> **Exercise instructions**:
Review the lines that follow and copy each one that contains the word "years".

> **Dataset extract**:
+++
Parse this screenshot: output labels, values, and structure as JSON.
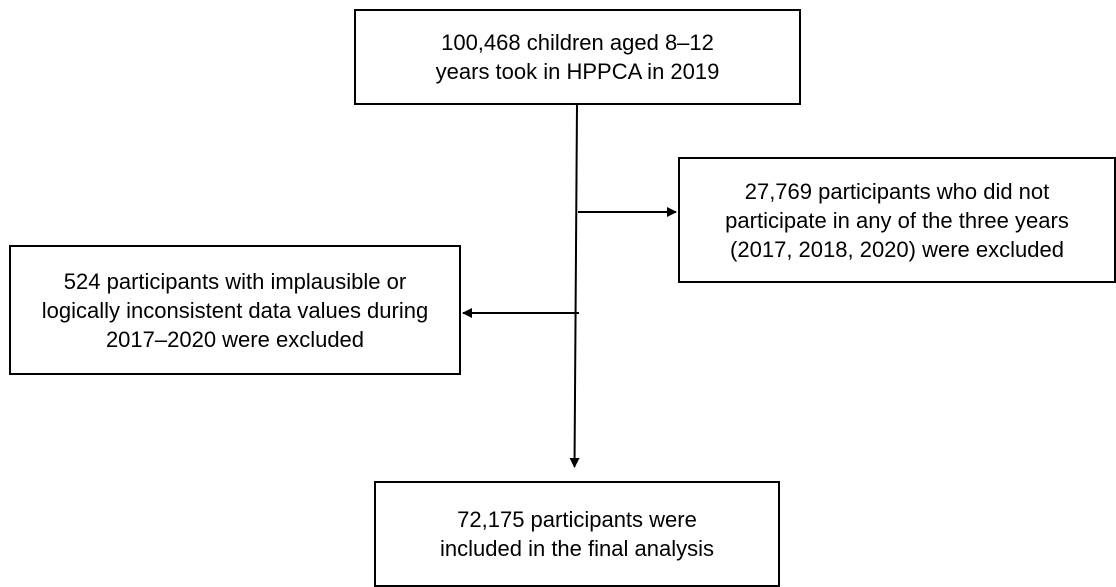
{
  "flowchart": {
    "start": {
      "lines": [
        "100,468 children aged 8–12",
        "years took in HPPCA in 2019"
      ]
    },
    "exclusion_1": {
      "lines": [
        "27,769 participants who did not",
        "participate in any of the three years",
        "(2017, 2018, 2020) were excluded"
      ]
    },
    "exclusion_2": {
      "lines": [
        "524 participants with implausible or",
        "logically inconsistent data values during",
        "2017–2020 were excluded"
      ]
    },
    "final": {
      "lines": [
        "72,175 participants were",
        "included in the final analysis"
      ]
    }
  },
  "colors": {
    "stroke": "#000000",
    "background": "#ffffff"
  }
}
+++
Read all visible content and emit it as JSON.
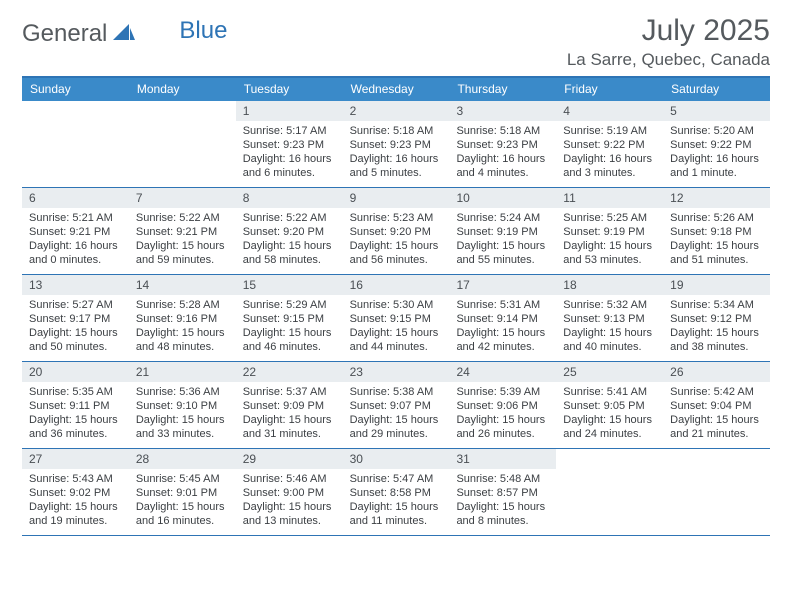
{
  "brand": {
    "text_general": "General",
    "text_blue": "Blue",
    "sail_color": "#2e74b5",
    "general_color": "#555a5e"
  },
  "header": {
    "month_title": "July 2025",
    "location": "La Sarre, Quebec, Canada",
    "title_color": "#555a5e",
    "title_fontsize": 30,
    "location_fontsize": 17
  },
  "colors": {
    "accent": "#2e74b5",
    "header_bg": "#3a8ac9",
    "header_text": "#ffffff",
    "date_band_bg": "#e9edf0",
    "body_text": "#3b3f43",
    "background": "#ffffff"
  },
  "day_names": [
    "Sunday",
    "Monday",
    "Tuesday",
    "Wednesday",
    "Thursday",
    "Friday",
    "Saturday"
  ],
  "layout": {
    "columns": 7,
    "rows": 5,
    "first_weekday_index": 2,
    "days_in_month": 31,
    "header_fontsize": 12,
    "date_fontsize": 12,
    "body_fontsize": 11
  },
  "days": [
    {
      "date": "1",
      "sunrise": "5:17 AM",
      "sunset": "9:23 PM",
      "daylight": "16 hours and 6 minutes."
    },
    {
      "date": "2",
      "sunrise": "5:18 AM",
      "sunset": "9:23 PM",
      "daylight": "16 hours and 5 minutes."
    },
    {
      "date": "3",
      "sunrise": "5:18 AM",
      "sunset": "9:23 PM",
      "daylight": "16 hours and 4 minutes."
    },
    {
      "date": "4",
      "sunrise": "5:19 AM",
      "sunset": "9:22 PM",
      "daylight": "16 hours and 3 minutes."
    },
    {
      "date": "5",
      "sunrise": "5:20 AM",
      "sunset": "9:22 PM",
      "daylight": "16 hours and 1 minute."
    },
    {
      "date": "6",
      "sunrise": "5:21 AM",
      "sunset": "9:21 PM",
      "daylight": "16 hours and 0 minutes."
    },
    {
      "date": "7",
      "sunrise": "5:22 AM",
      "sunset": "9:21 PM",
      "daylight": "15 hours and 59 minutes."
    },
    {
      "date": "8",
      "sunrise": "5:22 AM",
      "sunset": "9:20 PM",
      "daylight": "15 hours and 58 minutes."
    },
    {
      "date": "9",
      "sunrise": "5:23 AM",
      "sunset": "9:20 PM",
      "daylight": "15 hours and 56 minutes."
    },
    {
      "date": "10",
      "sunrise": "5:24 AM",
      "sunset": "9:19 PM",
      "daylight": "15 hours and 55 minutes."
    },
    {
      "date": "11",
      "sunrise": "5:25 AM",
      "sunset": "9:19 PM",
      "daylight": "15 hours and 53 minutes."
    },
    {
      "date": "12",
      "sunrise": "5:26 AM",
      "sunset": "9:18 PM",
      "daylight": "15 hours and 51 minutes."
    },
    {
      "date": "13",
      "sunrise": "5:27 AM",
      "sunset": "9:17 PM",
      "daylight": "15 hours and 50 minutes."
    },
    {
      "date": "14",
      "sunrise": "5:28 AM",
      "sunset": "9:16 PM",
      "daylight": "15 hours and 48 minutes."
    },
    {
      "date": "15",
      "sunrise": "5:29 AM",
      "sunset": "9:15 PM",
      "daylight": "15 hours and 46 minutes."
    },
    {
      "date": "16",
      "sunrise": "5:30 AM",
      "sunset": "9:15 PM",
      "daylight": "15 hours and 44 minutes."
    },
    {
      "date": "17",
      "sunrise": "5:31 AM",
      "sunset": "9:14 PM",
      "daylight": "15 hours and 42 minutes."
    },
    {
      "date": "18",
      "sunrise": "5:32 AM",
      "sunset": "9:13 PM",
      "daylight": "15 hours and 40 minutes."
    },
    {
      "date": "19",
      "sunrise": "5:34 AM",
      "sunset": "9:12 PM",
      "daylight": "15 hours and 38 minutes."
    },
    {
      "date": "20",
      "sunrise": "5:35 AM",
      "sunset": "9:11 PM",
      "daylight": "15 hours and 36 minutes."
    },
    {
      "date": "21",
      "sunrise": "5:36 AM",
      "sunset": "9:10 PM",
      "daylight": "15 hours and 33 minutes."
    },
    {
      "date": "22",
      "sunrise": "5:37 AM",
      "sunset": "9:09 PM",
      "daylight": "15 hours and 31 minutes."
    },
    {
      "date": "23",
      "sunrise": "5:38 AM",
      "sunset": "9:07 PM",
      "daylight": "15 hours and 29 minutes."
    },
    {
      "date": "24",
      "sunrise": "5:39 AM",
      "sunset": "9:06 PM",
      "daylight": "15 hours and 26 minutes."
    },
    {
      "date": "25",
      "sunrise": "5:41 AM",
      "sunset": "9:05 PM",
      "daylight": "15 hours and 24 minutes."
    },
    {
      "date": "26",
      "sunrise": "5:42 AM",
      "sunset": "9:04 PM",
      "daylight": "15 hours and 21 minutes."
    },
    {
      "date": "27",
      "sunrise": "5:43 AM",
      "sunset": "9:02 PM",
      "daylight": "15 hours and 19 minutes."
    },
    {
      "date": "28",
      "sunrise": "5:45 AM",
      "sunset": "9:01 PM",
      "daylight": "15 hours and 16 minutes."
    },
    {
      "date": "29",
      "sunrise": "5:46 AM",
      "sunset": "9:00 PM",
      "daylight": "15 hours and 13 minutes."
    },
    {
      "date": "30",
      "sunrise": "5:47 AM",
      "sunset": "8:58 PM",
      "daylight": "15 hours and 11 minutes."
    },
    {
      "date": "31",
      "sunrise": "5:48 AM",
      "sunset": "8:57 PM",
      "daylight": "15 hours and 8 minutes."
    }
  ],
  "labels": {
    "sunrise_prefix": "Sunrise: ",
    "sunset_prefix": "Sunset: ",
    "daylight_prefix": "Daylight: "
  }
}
+++
> **Reply to the task**:
        "years took in HPPCA in 2019"
        "participate in any of the three years",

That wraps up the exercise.